[Collection entries]
★ ★ ★ ★ ★

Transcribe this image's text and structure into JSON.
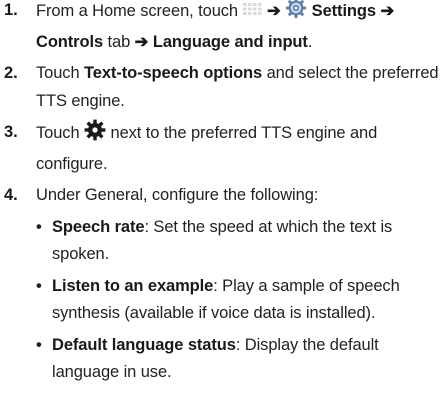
{
  "steps": [
    {
      "num": "1.",
      "t1": "From a Home screen, touch",
      "arrow1": "➔",
      "settings": "Settings",
      "arrow2": "➔",
      "controls": "Controls",
      "tab_word": "tab",
      "arrow3": "➔",
      "lang_input": "Language and input",
      "end": "."
    },
    {
      "num": "2.",
      "t1": "Touch",
      "tts_options": "Text-to-speech options",
      "t2": "and select the preferred TTS engine."
    },
    {
      "num": "3.",
      "t1": "Touch",
      "t2": "next to the preferred TTS engine and configure."
    },
    {
      "num": "4.",
      "t1": "Under General, configure the following:"
    }
  ],
  "bullets": [
    {
      "term": "Speech rate",
      "desc": ": Set the speed at which the text is spoken."
    },
    {
      "term": "Listen to an example",
      "desc": ": Play a sample of speech synthesis (available if voice data is installed)."
    },
    {
      "term": "Default language status",
      "desc": ": Display the default language in use."
    }
  ],
  "bullet_char": "•",
  "icons": {
    "apps": "apps-grid-icon",
    "settings": "settings-gear-icon",
    "gear": "gear-icon"
  }
}
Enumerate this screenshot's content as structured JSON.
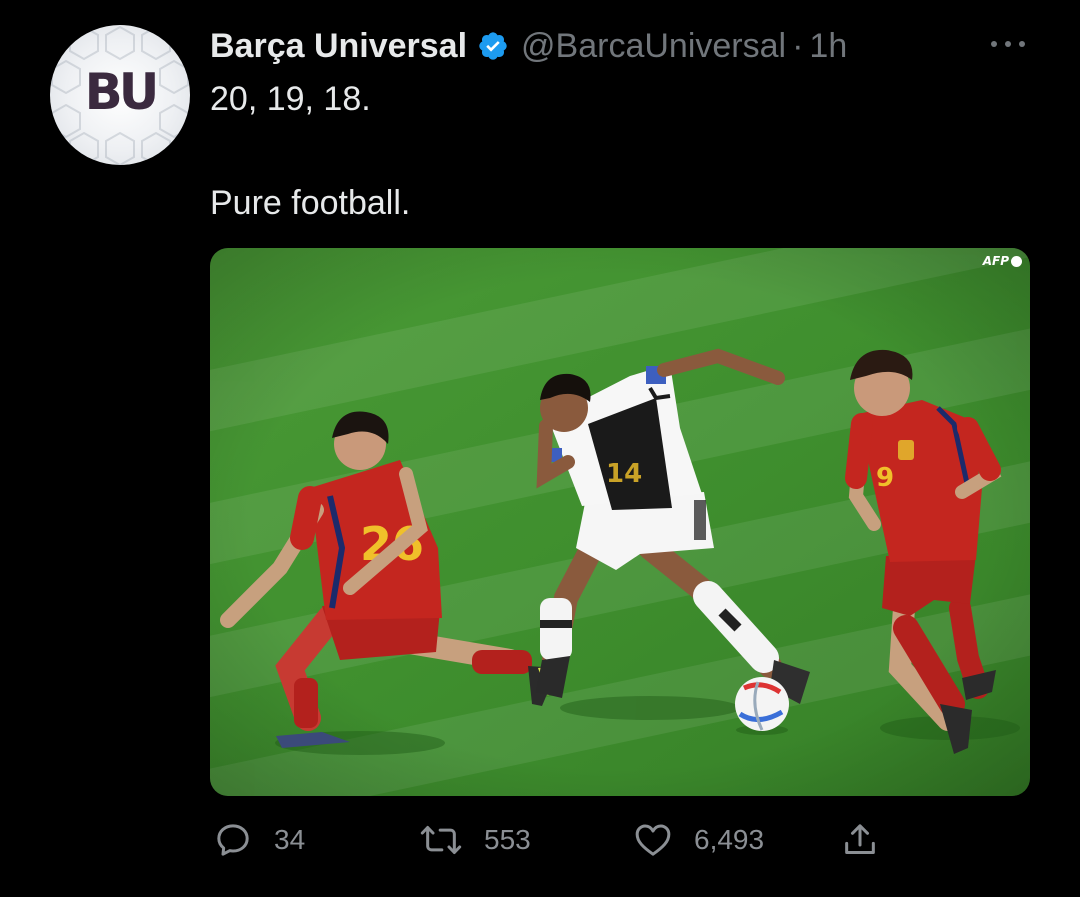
{
  "author": {
    "display_name": "Barça Universal",
    "handle": "@BarcaUniversal",
    "separator": "·",
    "time": "1h",
    "avatar_text": "BU"
  },
  "tweet": {
    "line1": "20, 19, 18.",
    "line2": "Pure football.",
    "image_watermark": "AFP",
    "image_alt_icon": "photo-of-football-match"
  },
  "actions": {
    "reply_count": "34",
    "retweet_count": "553",
    "like_count": "6,493"
  },
  "icons": {
    "verified": "verified-badge-icon",
    "more": "more-dots-icon",
    "reply": "reply-bubble-icon",
    "retweet": "retweet-arrows-icon",
    "like": "heart-icon",
    "share": "share-upload-icon"
  },
  "colors": {
    "background": "#000000",
    "text": "#e7e9ea",
    "secondary": "#71767b",
    "verified": "#1d9bf0",
    "pitch": "#3f8f2e"
  }
}
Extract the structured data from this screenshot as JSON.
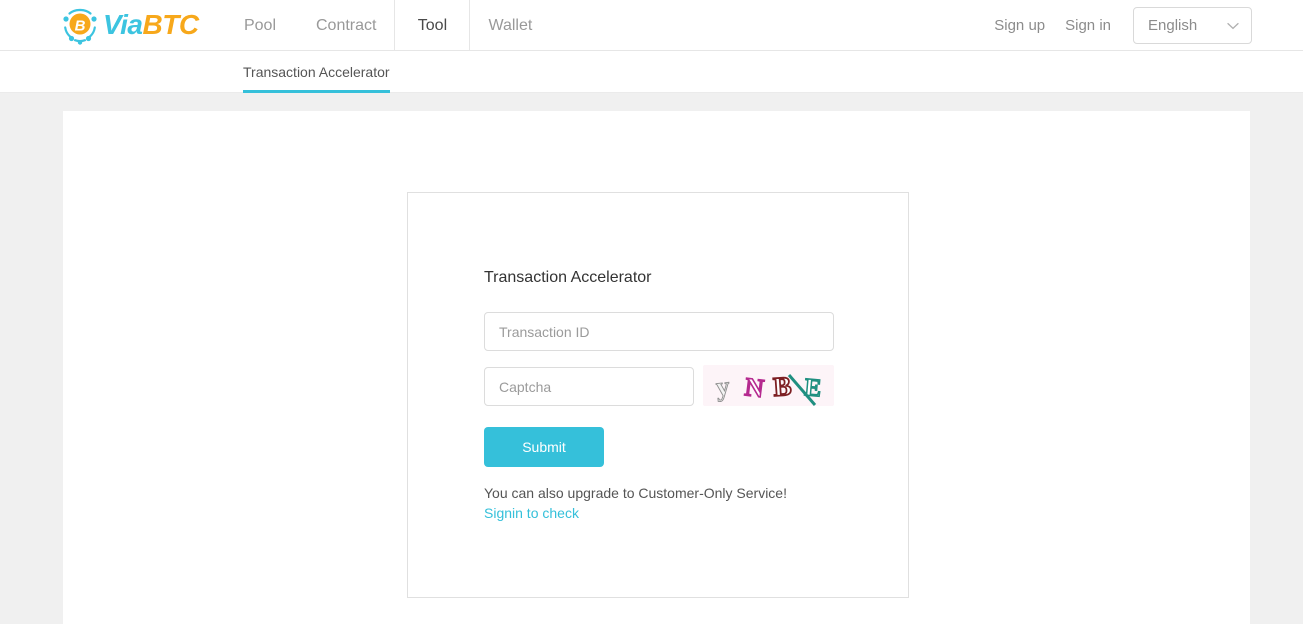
{
  "brand": {
    "name_first": "Via",
    "name_second": "BTC",
    "logo_icon": "bitcoin-node-icon",
    "color_via": "#3cc4e0",
    "color_btc": "#f7a81b"
  },
  "header": {
    "nav": [
      {
        "label": "Pool",
        "active": false
      },
      {
        "label": "Contract",
        "active": false
      },
      {
        "label": "Tool",
        "active": true
      },
      {
        "label": "Wallet",
        "active": false
      }
    ],
    "sign_up": "Sign up",
    "sign_in": "Sign in",
    "language": {
      "selected": "English",
      "chevron_icon": "chevron-down-icon"
    }
  },
  "subnav": {
    "items": [
      {
        "label": "Transaction Accelerator",
        "active": true
      }
    ],
    "accent_color": "#35c0da"
  },
  "main": {
    "card_title": "Transaction Accelerator",
    "transaction_id": {
      "placeholder": "Transaction ID",
      "value": ""
    },
    "captcha": {
      "placeholder": "Captcha",
      "value": "",
      "image_name": "captcha-image",
      "image_text": "yNBE"
    },
    "submit_label": "Submit",
    "note_text": "You can also upgrade to Customer-Only Service!",
    "note_link": "Signin to check"
  },
  "colors": {
    "accent": "#35c0da",
    "page_bg": "#f0f0f0",
    "panel_bg": "#ffffff",
    "border": "#e0e0e0"
  }
}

★ ★ ★ ★ ★

■ PROMPT ■
Copy out the listing exactly as it stands, but not the pictures.

■ WORKED SOLUTION ■
Transcribe this image's text and structure into JSON.
{
  "steps": [
    {
      "num": "1.",
      "t1": "From a Home screen, touch",
      "arrow1": "➔",
      "settings": "Settings",
      "arrow2": "➔",
      "controls": "Controls",
      "tab_word": "tab",
      "arrow3": "➔",
      "lang_input": "Language and input",
      "end": "."
    },
    {
      "num": "2.",
      "t1": "Touch",
      "tts_options": "Text-to-speech options",
      "t2": "and select the preferred TTS engine."
    },
    {
      "num": "3.",
      "t1": "Touch",
      "t2": "next to the preferred TTS engine and configure."
    },
    {
      "num": "4.",
      "t1": "Under General, configure the following:"
    }
  ],
  "bullets": [
    {
      "term": "Speech rate",
      "desc": ": Set the speed at which the text is spoken."
    },
    {
      "term": "Listen to an example",
      "desc": ": Play a sample of speech synthesis (available if voice data is installed)."
    },
    {
      "term": "Default language status",
      "desc": ": Display the default language in use."
    }
  ],
  "bullet_char": "•",
  "icons": {
    "apps": "apps-grid-icon",
    "settings": "settings-gear-icon",
    "gear": "gear-icon"
  }
}
Enumerate this screenshot's content as structured JSON.
{
  "author": {
    "display_name": "Barça Universal",
    "handle": "@BarcaUniversal",
    "separator": "·",
    "time": "1h",
    "avatar_text": "BU"
  },
  "tweet": {
    "line1": "20, 19, 18.",
    "line2": "Pure football.",
    "image_watermark": "AFP",
    "image_alt_icon": "photo-of-football-match"
  },
  "actions": {
    "reply_count": "34",
    "retweet_count": "553",
    "like_count": "6,493"
  },
  "icons": {
    "verified": "verified-badge-icon",
    "more": "more-dots-icon",
    "reply": "reply-bubble-icon",
    "retweet": "retweet-arrows-icon",
    "like": "heart-icon",
    "share": "share-upload-icon"
  },
  "colors": {
    "background": "#000000",
    "text": "#e7e9ea",
    "secondary": "#71767b",
    "verified": "#1d9bf0",
    "pitch": "#3f8f2e"
  }
}
Extract the structured data from this screenshot as JSON.
{
  "brand": {
    "name_first": "Via",
    "name_second": "BTC",
    "logo_icon": "bitcoin-node-icon",
    "color_via": "#3cc4e0",
    "color_btc": "#f7a81b"
  },
  "header": {
    "nav": [
      {
        "label": "Pool",
        "active": false
      },
      {
        "label": "Contract",
        "active": false
      },
      {
        "label": "Tool",
        "active": true
      },
      {
        "label": "Wallet",
        "active": false
      }
    ],
    "sign_up": "Sign up",
    "sign_in": "Sign in",
    "language": {
      "selected": "English",
      "chevron_icon": "chevron-down-icon"
    }
  },
  "subnav": {
    "items": [
      {
        "label": "Transaction Accelerator",
        "active": true
      }
    ],
    "accent_color": "#35c0da"
  },
  "main": {
    "card_title": "Transaction Accelerator",
    "transaction_id": {
      "placeholder": "Transaction ID",
      "value": ""
    },
    "captcha": {
      "placeholder": "Captcha",
      "value": "",
      "image_name": "captcha-image",
      "image_text": "yNBE"
    },
    "submit_label": "Submit",
    "note_text": "You can also upgrade to Customer-Only Service!",
    "note_link": "Signin to check"
  },
  "colors": {
    "accent": "#35c0da",
    "page_bg": "#f0f0f0",
    "panel_bg": "#ffffff",
    "border": "#e0e0e0"
  }
}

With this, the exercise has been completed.